__REQUIREMENTS__. Locate the lines of the listing below that hold "министерством", then copy each of them.
►
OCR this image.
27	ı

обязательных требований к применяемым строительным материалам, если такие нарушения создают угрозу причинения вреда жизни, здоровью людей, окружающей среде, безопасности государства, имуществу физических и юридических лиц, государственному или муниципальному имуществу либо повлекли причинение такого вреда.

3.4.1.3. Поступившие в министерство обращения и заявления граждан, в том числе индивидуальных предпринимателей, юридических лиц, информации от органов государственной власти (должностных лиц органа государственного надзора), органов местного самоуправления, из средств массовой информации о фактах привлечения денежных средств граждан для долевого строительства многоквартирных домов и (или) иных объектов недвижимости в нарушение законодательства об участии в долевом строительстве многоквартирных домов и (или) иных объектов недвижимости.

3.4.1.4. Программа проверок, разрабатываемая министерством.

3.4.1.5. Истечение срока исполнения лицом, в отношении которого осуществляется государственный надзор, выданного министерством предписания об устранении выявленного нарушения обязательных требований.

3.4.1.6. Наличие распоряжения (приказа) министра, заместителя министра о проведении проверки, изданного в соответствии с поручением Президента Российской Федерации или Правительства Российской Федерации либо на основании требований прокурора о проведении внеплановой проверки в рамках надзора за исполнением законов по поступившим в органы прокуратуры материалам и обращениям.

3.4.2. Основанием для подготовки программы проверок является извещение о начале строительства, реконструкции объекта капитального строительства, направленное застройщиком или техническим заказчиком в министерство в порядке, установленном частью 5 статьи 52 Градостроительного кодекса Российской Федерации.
◄
__EXERCISE SOLUTION__.
3.4.1.4. Программа проверок, разрабатываемая министерством.
3.4.1.5. Истечение срока исполнения лицом, в отношении которого осуществляется государственный надзор, выданного министерством предписания об устранении выявленного нарушения обязательных требований.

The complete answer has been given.